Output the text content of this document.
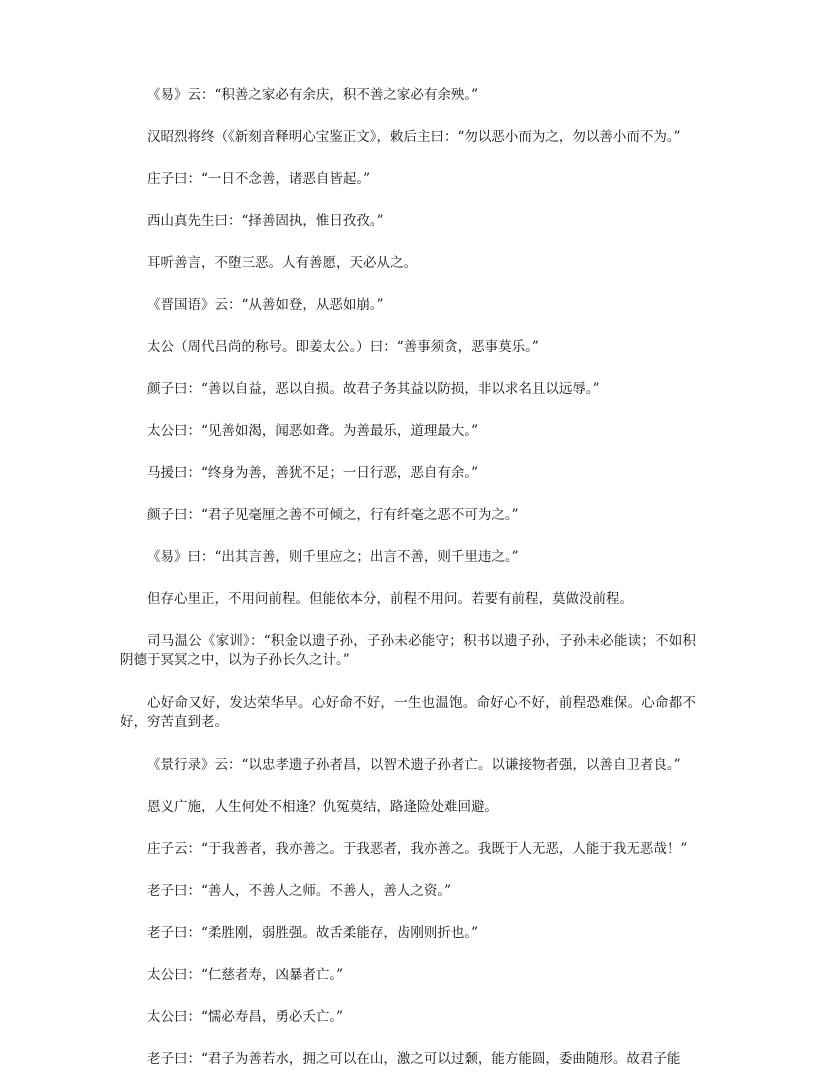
《易》云：“积善之家必有余庆，积不善之家必有余殃。”

汉昭烈将终（《新刻音释明心宝鉴正文》，敕后主曰：“勿以恶小而为之，勿以善小而不为。”

庄子曰：“一日不念善，诸恶自皆起。”

西山真先生曰：“择善固执，惟日孜孜。”

耳听善言，不堕三恶。人有善愿，天必从之。

《晋国语》云：“从善如登，从恶如崩。”

太公（周代吕尚的称号。即姜太公。）曰：“善事须贪，恶事莫乐。”

颜子曰：“善以自益，恶以自损。故君子务其益以防损，非以求名且以远辱。”

太公曰：“见善如渴，闻恶如聋。为善最乐，道理最大。”

马援曰：“终身为善，善犹不足；一日行恶，恶自有余。”

颜子曰：“君子见毫厘之善不可倾之，行有纤毫之恶不可为之。”

《易》曰：“出其言善，则千里应之；出言不善，则千里违之。”

但存心里正，不用问前程。但能依本分，前程不用问。若要有前程，莫做没前程。

司马温公《家训》：“积金以遗子孙，子孙未必能守；积书以遗子孙，子孙未必能读；不如积阴德于冥冥之中，以为子孙长久之计。”

心好命又好，发达荣华早。心好命不好，一生也温饱。命好心不好，前程恐难保。心命都不好，穷苦直到老。

《景行录》云：“以忠孝遗子孙者昌，以智术遗子孙者亡。以谦接物者强，以善自卫者良。”

恩义广施，人生何处不相逢？仇冤莫结，路逢险处难回避。

庄子云：“于我善者，我亦善之。于我恶者，我亦善之。我既于人无恶，人能于我无恶哉！”

老子曰：“善人，不善人之师。不善人，善人之资。”

老子曰：“柔胜刚，弱胜强。故舌柔能存，齿刚则折也。”

太公曰：“仁慈者寿，凶暴者亡。”

太公曰：“懦必寿昌，勇必夭亡。”

老子曰：“君子为善若水，拥之可以在山，激之可以过颡，能方能圆，委曲随形。故君子能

+ + + + + + +

• [Do this]: Pictures in the records should not appear in your copy, but everything else must be transcribed exactly.

• [Written reply]:
Output the text content of this document.
《易》云：“积善之家必有余庆，积不善之家必有余殃。”

汉昭烈将终（《新刻音释明心宝鉴正文》，敕后主曰：“勿以恶小而为之，勿以善小而不为。”

庄子曰：“一日不念善，诸恶自皆起。”

西山真先生曰：“择善固执，惟日孜孜。”

耳听善言，不堕三恶。人有善愿，天必从之。

《晋国语》云：“从善如登，从恶如崩。”

太公（周代吕尚的称号。即姜太公。）曰：“善事须贪，恶事莫乐。”

颜子曰：“善以自益，恶以自损。故君子务其益以防损，非以求名且以远辱。”

太公曰：“见善如渴，闻恶如聋。为善最乐，道理最大。”

马援曰：“终身为善，善犹不足；一日行恶，恶自有余。”

颜子曰：“君子见毫厘之善不可倾之，行有纤毫之恶不可为之。”

《易》曰：“出其言善，则千里应之；出言不善，则千里违之。”

但存心里正，不用问前程。但能依本分，前程不用问。若要有前程，莫做没前程。

司马温公《家训》：“积金以遗子孙，子孙未必能守；积书以遗子孙，子孙未必能读；不如积阴德于冥冥之中，以为子孙长久之计。”

心好命又好，发达荣华早。心好命不好，一生也温饱。命好心不好，前程恐难保。心命都不好，穷苦直到老。

《景行录》云：“以忠孝遗子孙者昌，以智术遗子孙者亡。以谦接物者强，以善自卫者良。”

恩义广施，人生何处不相逢？仇冤莫结，路逢险处难回避。

庄子云：“于我善者，我亦善之。于我恶者，我亦善之。我既于人无恶，人能于我无恶哉！”

老子曰：“善人，不善人之师。不善人，善人之资。”

老子曰：“柔胜刚，弱胜强。故舌柔能存，齿刚则折也。”

太公曰：“仁慈者寿，凶暴者亡。”

太公曰：“懦必寿昌，勇必夭亡。”

老子曰：“君子为善若水，拥之可以在山，激之可以过颡，能方能圆，委曲随形。故君子能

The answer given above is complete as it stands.